▶ Problem: Would you return all of this data exactly, leaving nothing out?

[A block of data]
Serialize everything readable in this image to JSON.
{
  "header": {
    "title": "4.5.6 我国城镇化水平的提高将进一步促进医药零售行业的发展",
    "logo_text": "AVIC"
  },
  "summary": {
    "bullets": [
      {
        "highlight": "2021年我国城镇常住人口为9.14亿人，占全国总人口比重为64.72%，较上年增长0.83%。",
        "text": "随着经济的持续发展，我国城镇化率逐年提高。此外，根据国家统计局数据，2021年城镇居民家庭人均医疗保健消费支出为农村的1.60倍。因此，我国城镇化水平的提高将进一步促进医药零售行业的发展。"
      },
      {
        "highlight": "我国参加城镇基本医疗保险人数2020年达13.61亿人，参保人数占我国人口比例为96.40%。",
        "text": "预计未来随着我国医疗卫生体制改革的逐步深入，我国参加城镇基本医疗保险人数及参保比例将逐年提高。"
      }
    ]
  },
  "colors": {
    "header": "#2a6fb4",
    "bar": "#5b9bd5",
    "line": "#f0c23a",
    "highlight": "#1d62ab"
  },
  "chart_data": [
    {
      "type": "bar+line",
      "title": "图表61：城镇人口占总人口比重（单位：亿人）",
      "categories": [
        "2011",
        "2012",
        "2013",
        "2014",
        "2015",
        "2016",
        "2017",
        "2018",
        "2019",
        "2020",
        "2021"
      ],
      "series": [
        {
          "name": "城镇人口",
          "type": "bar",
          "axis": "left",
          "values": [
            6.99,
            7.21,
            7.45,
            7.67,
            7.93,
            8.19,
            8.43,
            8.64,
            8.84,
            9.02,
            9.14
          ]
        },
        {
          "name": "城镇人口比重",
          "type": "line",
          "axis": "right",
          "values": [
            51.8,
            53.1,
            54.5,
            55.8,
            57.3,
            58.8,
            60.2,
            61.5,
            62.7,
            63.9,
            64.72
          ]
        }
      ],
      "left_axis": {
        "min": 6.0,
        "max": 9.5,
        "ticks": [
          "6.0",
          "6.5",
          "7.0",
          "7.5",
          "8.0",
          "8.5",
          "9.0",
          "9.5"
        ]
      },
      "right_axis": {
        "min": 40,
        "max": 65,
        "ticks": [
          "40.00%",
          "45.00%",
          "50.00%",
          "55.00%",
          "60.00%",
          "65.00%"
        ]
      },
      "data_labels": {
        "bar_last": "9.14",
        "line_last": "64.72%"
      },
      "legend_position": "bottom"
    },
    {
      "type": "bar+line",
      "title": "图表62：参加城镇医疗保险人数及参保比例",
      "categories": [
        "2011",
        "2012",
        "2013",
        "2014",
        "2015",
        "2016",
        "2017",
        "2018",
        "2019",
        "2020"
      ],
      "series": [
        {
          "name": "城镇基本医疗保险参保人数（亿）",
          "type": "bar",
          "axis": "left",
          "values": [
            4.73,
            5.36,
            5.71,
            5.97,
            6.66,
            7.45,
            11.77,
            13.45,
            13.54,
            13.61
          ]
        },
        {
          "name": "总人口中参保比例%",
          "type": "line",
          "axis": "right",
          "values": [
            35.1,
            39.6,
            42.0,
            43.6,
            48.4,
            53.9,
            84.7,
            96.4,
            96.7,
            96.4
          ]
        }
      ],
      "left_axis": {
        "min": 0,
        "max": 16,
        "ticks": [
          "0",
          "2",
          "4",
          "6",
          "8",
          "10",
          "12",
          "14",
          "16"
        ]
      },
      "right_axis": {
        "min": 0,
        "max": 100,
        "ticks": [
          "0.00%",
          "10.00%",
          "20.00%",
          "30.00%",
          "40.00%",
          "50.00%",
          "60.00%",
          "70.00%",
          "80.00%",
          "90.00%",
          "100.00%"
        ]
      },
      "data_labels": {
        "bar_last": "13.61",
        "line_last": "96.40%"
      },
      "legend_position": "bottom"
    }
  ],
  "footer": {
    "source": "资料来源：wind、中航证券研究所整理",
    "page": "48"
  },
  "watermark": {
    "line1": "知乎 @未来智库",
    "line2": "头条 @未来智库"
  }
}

▶ Exercise response:
Serialize everything readable in this image to JSON.
{
  "header": {
    "title": "4.5.6 我国城镇化水平的提高将进一步促进医药零售行业的发展",
    "logo_text": "AVIC"
  },
  "summary": {
    "bullets": [
      {
        "highlight": "2021年我国城镇常住人口为9.14亿人，占全国总人口比重为64.72%，较上年增长0.83%。",
        "text": "随着经济的持续发展，我国城镇化率逐年提高。此外，根据国家统计局数据，2021年城镇居民家庭人均医疗保健消费支出为农村的1.60倍。因此，我国城镇化水平的提高将进一步促进医药零售行业的发展。"
      },
      {
        "highlight": "我国参加城镇基本医疗保险人数2020年达13.61亿人，参保人数占我国人口比例为96.40%。",
        "text": "预计未来随着我国医疗卫生体制改革的逐步深入，我国参加城镇基本医疗保险人数及参保比例将逐年提高。"
      }
    ]
  },
  "colors": {
    "header": "#2a6fb4",
    "bar": "#5b9bd5",
    "line": "#f0c23a",
    "highlight": "#1d62ab"
  },
  "chart_data": [
    {
      "type": "bar+line",
      "title": "图表61：城镇人口占总人口比重（单位：亿人）",
      "categories": [
        "2011",
        "2012",
        "2013",
        "2014",
        "2015",
        "2016",
        "2017",
        "2018",
        "2019",
        "2020",
        "2021"
      ],
      "series": [
        {
          "name": "城镇人口",
          "type": "bar",
          "axis": "left",
          "values": [
            6.99,
            7.21,
            7.45,
            7.67,
            7.93,
            8.19,
            8.43,
            8.64,
            8.84,
            9.02,
            9.14
          ]
        },
        {
          "name": "城镇人口比重",
          "type": "line",
          "axis": "right",
          "values": [
            51.8,
            53.1,
            54.5,
            55.8,
            57.3,
            58.8,
            60.2,
            61.5,
            62.7,
            63.9,
            64.72
          ]
        }
      ],
      "left_axis": {
        "min": 6.0,
        "max": 9.5,
        "ticks": [
          "6.0",
          "6.5",
          "7.0",
          "7.5",
          "8.0",
          "8.5",
          "9.0",
          "9.5"
        ]
      },
      "right_axis": {
        "min": 40,
        "max": 65,
        "ticks": [
          "40.00%",
          "45.00%",
          "50.00%",
          "55.00%",
          "60.00%",
          "65.00%"
        ]
      },
      "data_labels": {
        "bar_last": "9.14",
        "line_last": "64.72%"
      },
      "legend_position": "bottom"
    },
    {
      "type": "bar+line",
      "title": "图表62：参加城镇医疗保险人数及参保比例",
      "categories": [
        "2011",
        "2012",
        "2013",
        "2014",
        "2015",
        "2016",
        "2017",
        "2018",
        "2019",
        "2020"
      ],
      "series": [
        {
          "name": "城镇基本医疗保险参保人数（亿）",
          "type": "bar",
          "axis": "left",
          "values": [
            4.73,
            5.36,
            5.71,
            5.97,
            6.66,
            7.45,
            11.77,
            13.45,
            13.54,
            13.61
          ]
        },
        {
          "name": "总人口中参保比例%",
          "type": "line",
          "axis": "right",
          "values": [
            35.1,
            39.6,
            42.0,
            43.6,
            48.4,
            53.9,
            84.7,
            96.4,
            96.7,
            96.4
          ]
        }
      ],
      "left_axis": {
        "min": 0,
        "max": 16,
        "ticks": [
          "0",
          "2",
          "4",
          "6",
          "8",
          "10",
          "12",
          "14",
          "16"
        ]
      },
      "right_axis": {
        "min": 0,
        "max": 100,
        "ticks": [
          "0.00%",
          "10.00%",
          "20.00%",
          "30.00%",
          "40.00%",
          "50.00%",
          "60.00%",
          "70.00%",
          "80.00%",
          "90.00%",
          "100.00%"
        ]
      },
      "data_labels": {
        "bar_last": "13.61",
        "line_last": "96.40%"
      },
      "legend_position": "bottom"
    }
  ],
  "footer": {
    "source": "资料来源：wind、中航证券研究所整理",
    "page": "48"
  },
  "watermark": {
    "line1": "知乎 @未来智库",
    "line2": "头条 @未来智库"
  }
}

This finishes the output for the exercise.